TO DO :: Pull every line that holds the word "value" from the entries.

■ ■ ■

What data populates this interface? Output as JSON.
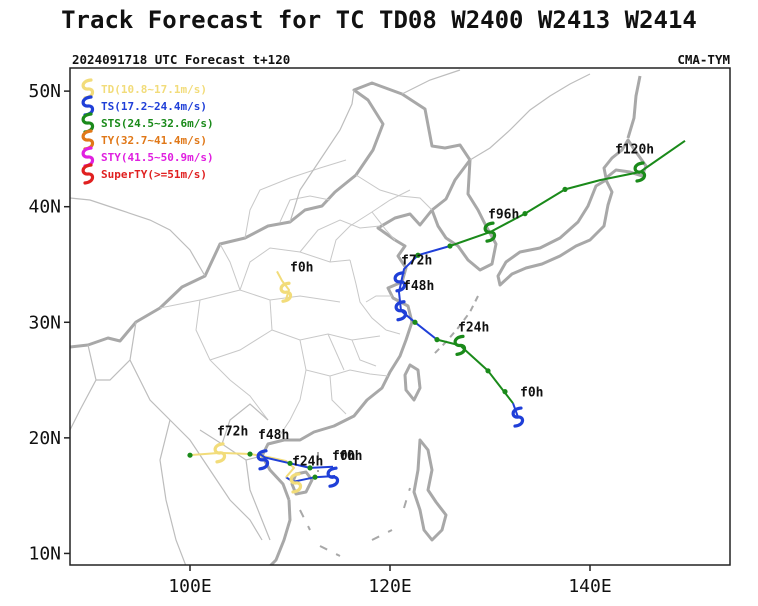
{
  "title": "Track Forecast for TC TD08 W2400 W2413 W2414",
  "subtitle_left": "2024091718 UTC Forecast t+120",
  "subtitle_right": "CMA-TYM",
  "map": {
    "lon_range": [
      88,
      154
    ],
    "lat_range": [
      9,
      52
    ],
    "lat_ticks": [
      {
        "value": 10,
        "label": "10N"
      },
      {
        "value": 20,
        "label": "20N"
      },
      {
        "value": 30,
        "label": "30N"
      },
      {
        "value": 40,
        "label": "40N"
      },
      {
        "value": 50,
        "label": "50N"
      }
    ],
    "lon_ticks": [
      {
        "value": 100,
        "label": "100E"
      },
      {
        "value": 120,
        "label": "120E"
      },
      {
        "value": 140,
        "label": "140E"
      }
    ]
  },
  "legend": [
    {
      "label": "TD(10.8~17.1m/s)",
      "color": "#f2dc7a"
    },
    {
      "label": "TS(17.2~24.4m/s)",
      "color": "#1f3fd8"
    },
    {
      "label": "STS(24.5~32.6m/s)",
      "color": "#1a8a1a"
    },
    {
      "label": "TY(32.7~41.4m/s)",
      "color": "#e07818"
    },
    {
      "label": "STY(41.5~50.9m/s)",
      "color": "#e020e0"
    },
    {
      "label": "SuperTY(>=51m/s)",
      "color": "#e02020"
    }
  ],
  "tracks": [
    {
      "segments": [
        {
          "color": "#1f3fd8",
          "points": [
            [
              132.8,
              21.8
            ],
            [
              132.3,
              23.0
            ]
          ]
        },
        {
          "color": "#1a8a1a",
          "points": [
            [
              132.3,
              23.0
            ],
            [
              129.8,
              25.8
            ],
            [
              127.0,
              28.0
            ],
            [
              124.7,
              28.5
            ]
          ]
        },
        {
          "color": "#1f3fd8",
          "points": [
            [
              124.7,
              28.5
            ],
            [
              122.5,
              30.0
            ],
            [
              121.1,
              31.0
            ],
            [
              120.9,
              32.6
            ],
            [
              121.4,
              34.6
            ],
            [
              122.8,
              35.8
            ],
            [
              126.0,
              36.6
            ]
          ]
        },
        {
          "color": "#1a8a1a",
          "points": [
            [
              126.0,
              36.6
            ],
            [
              130.0,
              37.8
            ],
            [
              133.5,
              39.4
            ],
            [
              137.5,
              41.5
            ],
            [
              141.0,
              42.3
            ],
            [
              145.0,
              43.0
            ],
            [
              149.5,
              45.7
            ]
          ]
        }
      ],
      "markers": [
        {
          "lon": 132.8,
          "lat": 21.8,
          "color": "#1f3fd8"
        },
        {
          "lon": 127.0,
          "lat": 28.0,
          "color": "#1a8a1a"
        },
        {
          "lon": 121.1,
          "lat": 31.0,
          "color": "#1f3fd8"
        },
        {
          "lon": 121.0,
          "lat": 33.5,
          "color": "#1f3fd8"
        },
        {
          "lon": 130.0,
          "lat": 37.8,
          "color": "#1a8a1a"
        },
        {
          "lon": 145.0,
          "lat": 43.0,
          "color": "#1a8a1a"
        }
      ],
      "dots": [
        [
          131.5,
          24.0
        ],
        [
          129.8,
          25.8
        ],
        [
          124.7,
          28.5
        ],
        [
          122.5,
          30.0
        ],
        [
          122.8,
          35.8
        ],
        [
          126.0,
          36.6
        ],
        [
          133.5,
          39.4
        ],
        [
          137.5,
          41.5
        ]
      ],
      "labels": [
        {
          "text": "f0h",
          "lon": 133.0,
          "lat": 23.6
        },
        {
          "text": "f24h",
          "lon": 126.8,
          "lat": 29.2
        },
        {
          "text": "f48h",
          "lon": 121.3,
          "lat": 32.8
        },
        {
          "text": "f72h",
          "lon": 121.1,
          "lat": 35.0
        },
        {
          "text": "f96h",
          "lon": 129.8,
          "lat": 39.0
        },
        {
          "text": "f120h",
          "lon": 142.5,
          "lat": 44.6
        }
      ]
    },
    {
      "segments": [
        {
          "color": "#f2dc7a",
          "points": [
            [
              109.6,
              32.0
            ],
            [
              109.9,
              32.8
            ],
            [
              109.2,
              33.6
            ],
            [
              108.7,
              34.4
            ]
          ]
        }
      ],
      "markers": [
        {
          "lon": 109.6,
          "lat": 32.6,
          "color": "#f2dc7a"
        }
      ],
      "dots": [],
      "labels": [
        {
          "text": "f0h",
          "lon": 110.0,
          "lat": 34.4
        }
      ]
    },
    {
      "segments": [
        {
          "color": "#1f3fd8",
          "points": [
            [
              114.5,
              16.7
            ],
            [
              112.5,
              16.6
            ],
            [
              110.3,
              16.2
            ],
            [
              109.6,
              16.6
            ]
          ]
        },
        {
          "color": "#f2dc7a",
          "points": [
            [
              109.6,
              16.6
            ],
            [
              110.4,
              17.4
            ],
            [
              109.6,
              18.0
            ],
            [
              108.0,
              18.3
            ],
            [
              106.0,
              18.6
            ],
            [
              103.0,
              18.7
            ],
            [
              99.8,
              18.5
            ]
          ]
        },
        {
          "color": "#1f3fd8",
          "points": [
            [
              114.3,
              17.5
            ],
            [
              112.0,
              17.4
            ],
            [
              110.0,
              17.8
            ],
            [
              107.5,
              18.3
            ],
            [
              106.8,
              18.7
            ]
          ]
        }
      ],
      "markers": [
        {
          "lon": 114.3,
          "lat": 16.6,
          "color": "#1f3fd8"
        },
        {
          "lon": 110.6,
          "lat": 16.1,
          "color": "#f2dc7a"
        },
        {
          "lon": 107.3,
          "lat": 18.1,
          "color": "#1f3fd8"
        },
        {
          "lon": 103.0,
          "lat": 18.7,
          "color": "#f2dc7a"
        }
      ],
      "dots": [
        [
          112.5,
          16.6
        ],
        [
          106.0,
          18.6
        ],
        [
          100.0,
          18.5
        ],
        [
          112.0,
          17.4
        ],
        [
          110.0,
          17.8
        ]
      ],
      "labels": [
        {
          "text": "f0h",
          "lon": 114.2,
          "lat": 18.1
        },
        {
          "text": "f0h",
          "lon": 114.9,
          "lat": 18.1
        },
        {
          "text": "f24h",
          "lon": 110.2,
          "lat": 17.6
        },
        {
          "text": "f48h",
          "lon": 106.8,
          "lat": 19.9
        },
        {
          "text": "f72h",
          "lon": 102.7,
          "lat": 20.2
        }
      ]
    }
  ]
}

■ ■ ■

EXERCISE RESULT ::
        "value": 10,
        "value": 20,
        "value": 30,
        "value": 40,
        "value": 50,
        "value": 100,
        "value": 120,
        "value": 140,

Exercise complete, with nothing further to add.